__Direction__. Copy every entry exactly as given, minus the images.

__Figure dataset records__.
:::::
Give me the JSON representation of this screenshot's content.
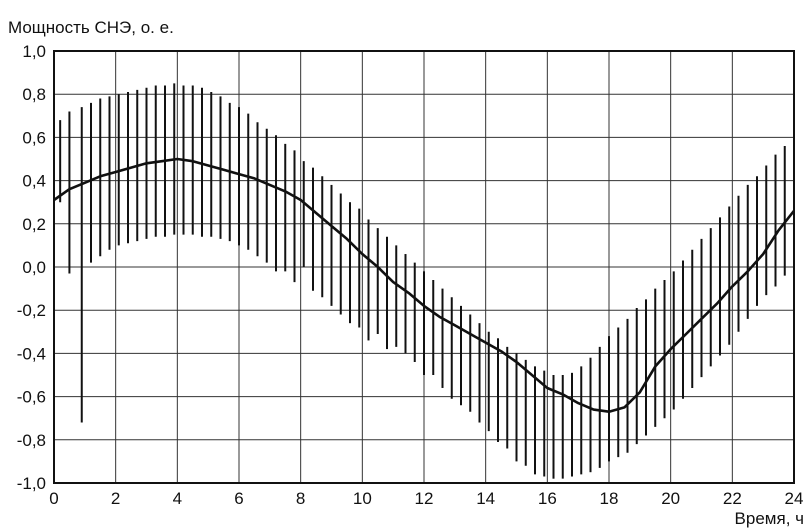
{
  "chart_data": {
    "type": "line",
    "ylabel": "Мощность СНЭ, о. е.",
    "xlabel": "Время, ч",
    "xlim": [
      0,
      24
    ],
    "ylim": [
      -1.0,
      1.0
    ],
    "grid": true,
    "x_ticks": [
      0,
      2,
      4,
      6,
      8,
      10,
      12,
      14,
      16,
      18,
      20,
      22,
      24
    ],
    "x_tick_labels": [
      "0",
      "2",
      "4",
      "6",
      "8",
      "10",
      "12",
      "14",
      "16",
      "18",
      "20",
      "22",
      "24"
    ],
    "y_ticks": [
      1.0,
      0.8,
      0.6,
      0.4,
      0.2,
      0.0,
      -0.2,
      -0.4,
      -0.6,
      -0.8,
      -1.0
    ],
    "y_tick_labels": [
      "1,0",
      "0,8",
      "0,6",
      "0,4",
      "0,2",
      "0,0",
      "-0,2",
      "-0,4",
      "-0,6",
      "-0,8",
      "-1,0"
    ],
    "series": [
      {
        "style": "thick-line",
        "x": [
          0,
          0.5,
          1,
          1.5,
          2,
          2.5,
          3,
          3.5,
          4,
          4.5,
          5,
          5.5,
          6,
          6.5,
          7,
          7.5,
          8,
          8.5,
          9,
          9.5,
          10,
          10.5,
          11,
          11.5,
          12,
          12.5,
          13,
          13.5,
          14,
          14.5,
          15,
          15.5,
          16,
          16.5,
          17,
          17.5,
          18,
          18.5,
          19,
          19.5,
          20,
          20.5,
          21,
          21.5,
          22,
          22.5,
          23,
          23.5,
          24
        ],
        "y": [
          0.31,
          0.36,
          0.39,
          0.42,
          0.44,
          0.46,
          0.48,
          0.49,
          0.5,
          0.49,
          0.47,
          0.45,
          0.43,
          0.41,
          0.38,
          0.35,
          0.31,
          0.25,
          0.19,
          0.13,
          0.06,
          0.0,
          -0.07,
          -0.12,
          -0.18,
          -0.23,
          -0.27,
          -0.31,
          -0.35,
          -0.39,
          -0.44,
          -0.5,
          -0.56,
          -0.59,
          -0.63,
          -0.66,
          -0.67,
          -0.65,
          -0.58,
          -0.46,
          -0.38,
          -0.31,
          -0.24,
          -0.17,
          -0.09,
          -0.02,
          0.06,
          0.17,
          0.26
        ]
      },
      {
        "style": "vertical-spikes",
        "x": [
          0.2,
          0.5,
          0.9,
          1.2,
          1.5,
          1.8,
          2.1,
          2.4,
          2.7,
          3.0,
          3.3,
          3.6,
          3.9,
          4.2,
          4.5,
          4.8,
          5.1,
          5.4,
          5.7,
          6.0,
          6.3,
          6.6,
          6.9,
          7.2,
          7.5,
          7.8,
          8.1,
          8.4,
          8.7,
          9.0,
          9.3,
          9.6,
          9.9,
          10.2,
          10.5,
          10.8,
          11.1,
          11.4,
          11.7,
          12.0,
          12.3,
          12.6,
          12.9,
          13.2,
          13.5,
          13.8,
          14.1,
          14.4,
          14.7,
          15.0,
          15.3,
          15.6,
          15.9,
          16.2,
          16.5,
          16.8,
          17.1,
          17.4,
          17.7,
          18.0,
          18.3,
          18.6,
          18.9,
          19.2,
          19.5,
          19.8,
          20.1,
          20.4,
          20.7,
          21.0,
          21.3,
          21.6,
          21.9,
          22.2,
          22.5,
          22.8,
          23.1,
          23.4,
          23.7
        ],
        "ymin": [
          0.3,
          -0.03,
          -0.72,
          0.02,
          0.05,
          0.08,
          0.1,
          0.11,
          0.12,
          0.13,
          0.14,
          0.14,
          0.15,
          0.15,
          0.15,
          0.14,
          0.14,
          0.13,
          0.12,
          0.1,
          0.08,
          0.05,
          0.02,
          -0.02,
          -0.02,
          -0.07,
          0.0,
          -0.11,
          -0.14,
          -0.18,
          -0.22,
          -0.26,
          -0.28,
          -0.34,
          -0.31,
          -0.38,
          -0.37,
          -0.4,
          -0.44,
          -0.5,
          -0.5,
          -0.56,
          -0.61,
          -0.64,
          -0.67,
          -0.72,
          -0.76,
          -0.81,
          -0.84,
          -0.9,
          -0.92,
          -0.96,
          -0.97,
          -0.98,
          -0.98,
          -0.97,
          -0.96,
          -0.95,
          -0.93,
          -0.9,
          -0.88,
          -0.86,
          -0.82,
          -0.78,
          -0.74,
          -0.7,
          -0.66,
          -0.61,
          -0.56,
          -0.51,
          -0.46,
          -0.41,
          -0.36,
          -0.3,
          -0.24,
          -0.18,
          -0.13,
          -0.09,
          -0.04
        ],
        "ymax": [
          0.68,
          0.72,
          0.74,
          0.76,
          0.78,
          0.79,
          0.8,
          0.81,
          0.82,
          0.83,
          0.84,
          0.84,
          0.85,
          0.84,
          0.84,
          0.83,
          0.81,
          0.79,
          0.76,
          0.74,
          0.71,
          0.67,
          0.64,
          0.61,
          0.57,
          0.54,
          0.49,
          0.46,
          0.42,
          0.38,
          0.34,
          0.3,
          0.27,
          0.22,
          0.18,
          0.14,
          0.1,
          0.06,
          0.02,
          -0.02,
          -0.06,
          -0.1,
          -0.14,
          -0.18,
          -0.22,
          -0.26,
          -0.3,
          -0.33,
          -0.37,
          -0.4,
          -0.43,
          -0.46,
          -0.48,
          -0.5,
          -0.5,
          -0.49,
          -0.46,
          -0.42,
          -0.37,
          -0.32,
          -0.28,
          -0.24,
          -0.19,
          -0.15,
          -0.1,
          -0.06,
          -0.02,
          0.03,
          0.08,
          0.13,
          0.18,
          0.23,
          0.28,
          0.33,
          0.38,
          0.42,
          0.47,
          0.52,
          0.56
        ]
      }
    ]
  }
}
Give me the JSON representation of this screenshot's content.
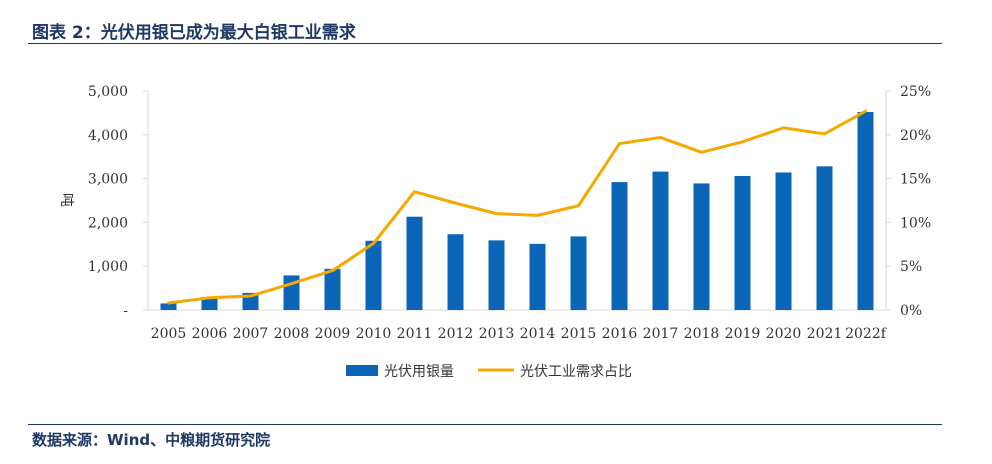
:::::
__Final result__.
Give me the JSON representation of this screenshot's content.
{
  "chart_data": {
    "type": "line",
    "ylabel": "Мощность СНЭ, о. е.",
    "xlabel": "Время, ч",
    "xlim": [
      0,
      24
    ],
    "ylim": [
      -1.0,
      1.0
    ],
    "grid": true,
    "x_ticks": [
      0,
      2,
      4,
      6,
      8,
      10,
      12,
      14,
      16,
      18,
      20,
      22,
      24
    ],
    "x_tick_labels": [
      "0",
      "2",
      "4",
      "6",
      "8",
      "10",
      "12",
      "14",
      "16",
      "18",
      "20",
      "22",
      "24"
    ],
    "y_ticks": [
      1.0,
      0.8,
      0.6,
      0.4,
      0.2,
      0.0,
      -0.2,
      -0.4,
      -0.6,
      -0.8,
      -1.0
    ],
    "y_tick_labels": [
      "1,0",
      "0,8",
      "0,6",
      "0,4",
      "0,2",
      "0,0",
      "-0,2",
      "-0,4",
      "-0,6",
      "-0,8",
      "-1,0"
    ],
    "series": [
      {
        "style": "thick-line",
        "x": [
          0,
          0.5,
          1,
          1.5,
          2,
          2.5,
          3,
          3.5,
          4,
          4.5,
          5,
          5.5,
          6,
          6.5,
          7,
          7.5,
          8,
          8.5,
          9,
          9.5,
          10,
          10.5,
          11,
          11.5,
          12,
          12.5,
          13,
          13.5,
          14,
          14.5,
          15,
          15.5,
          16,
          16.5,
          17,
          17.5,
          18,
          18.5,
          19,
          19.5,
          20,
          20.5,
          21,
          21.5,
          22,
          22.5,
          23,
          23.5,
          24
        ],
        "y": [
          0.31,
          0.36,
          0.39,
          0.42,
          0.44,
          0.46,
          0.48,
          0.49,
          0.5,
          0.49,
          0.47,
          0.45,
          0.43,
          0.41,
          0.38,
          0.35,
          0.31,
          0.25,
          0.19,
          0.13,
          0.06,
          0.0,
          -0.07,
          -0.12,
          -0.18,
          -0.23,
          -0.27,
          -0.31,
          -0.35,
          -0.39,
          -0.44,
          -0.5,
          -0.56,
          -0.59,
          -0.63,
          -0.66,
          -0.67,
          -0.65,
          -0.58,
          -0.46,
          -0.38,
          -0.31,
          -0.24,
          -0.17,
          -0.09,
          -0.02,
          0.06,
          0.17,
          0.26
        ]
      },
      {
        "style": "vertical-spikes",
        "x": [
          0.2,
          0.5,
          0.9,
          1.2,
          1.5,
          1.8,
          2.1,
          2.4,
          2.7,
          3.0,
          3.3,
          3.6,
          3.9,
          4.2,
          4.5,
          4.8,
          5.1,
          5.4,
          5.7,
          6.0,
          6.3,
          6.6,
          6.9,
          7.2,
          7.5,
          7.8,
          8.1,
          8.4,
          8.7,
          9.0,
          9.3,
          9.6,
          9.9,
          10.2,
          10.5,
          10.8,
          11.1,
          11.4,
          11.7,
          12.0,
          12.3,
          12.6,
          12.9,
          13.2,
          13.5,
          13.8,
          14.1,
          14.4,
          14.7,
          15.0,
          15.3,
          15.6,
          15.9,
          16.2,
          16.5,
          16.8,
          17.1,
          17.4,
          17.7,
          18.0,
          18.3,
          18.6,
          18.9,
          19.2,
          19.5,
          19.8,
          20.1,
          20.4,
          20.7,
          21.0,
          21.3,
          21.6,
          21.9,
          22.2,
          22.5,
          22.8,
          23.1,
          23.4,
          23.7
        ],
        "ymin": [
          0.3,
          -0.03,
          -0.72,
          0.02,
          0.05,
          0.08,
          0.1,
          0.11,
          0.12,
          0.13,
          0.14,
          0.14,
          0.15,
          0.15,
          0.15,
          0.14,
          0.14,
          0.13,
          0.12,
          0.1,
          0.08,
          0.05,
          0.02,
          -0.02,
          -0.02,
          -0.07,
          0.0,
          -0.11,
          -0.14,
          -0.18,
          -0.22,
          -0.26,
          -0.28,
          -0.34,
          -0.31,
          -0.38,
          -0.37,
          -0.4,
          -0.44,
          -0.5,
          -0.5,
          -0.56,
          -0.61,
          -0.64,
          -0.67,
          -0.72,
          -0.76,
          -0.81,
          -0.84,
          -0.9,
          -0.92,
          -0.96,
          -0.97,
          -0.98,
          -0.98,
          -0.97,
          -0.96,
          -0.95,
          -0.93,
          -0.9,
          -0.88,
          -0.86,
          -0.82,
          -0.78,
          -0.74,
          -0.7,
          -0.66,
          -0.61,
          -0.56,
          -0.51,
          -0.46,
          -0.41,
          -0.36,
          -0.3,
          -0.24,
          -0.18,
          -0.13,
          -0.09,
          -0.04
        ],
        "ymax": [
          0.68,
          0.72,
          0.74,
          0.76,
          0.78,
          0.79,
          0.8,
          0.81,
          0.82,
          0.83,
          0.84,
          0.84,
          0.85,
          0.84,
          0.84,
          0.83,
          0.81,
          0.79,
          0.76,
          0.74,
          0.71,
          0.67,
          0.64,
          0.61,
          0.57,
          0.54,
          0.49,
          0.46,
          0.42,
          0.38,
          0.34,
          0.3,
          0.27,
          0.22,
          0.18,
          0.14,
          0.1,
          0.06,
          0.02,
          -0.02,
          -0.06,
          -0.1,
          -0.14,
          -0.18,
          -0.22,
          -0.26,
          -0.3,
          -0.33,
          -0.37,
          -0.4,
          -0.43,
          -0.46,
          -0.48,
          -0.5,
          -0.5,
          -0.49,
          -0.46,
          -0.42,
          -0.37,
          -0.32,
          -0.28,
          -0.24,
          -0.19,
          -0.15,
          -0.1,
          -0.06,
          -0.02,
          0.03,
          0.08,
          0.13,
          0.18,
          0.23,
          0.28,
          0.33,
          0.38,
          0.42,
          0.47,
          0.52,
          0.56
        ]
      }
    ]
  }
}
Give me the JSON representation of this screenshot's content.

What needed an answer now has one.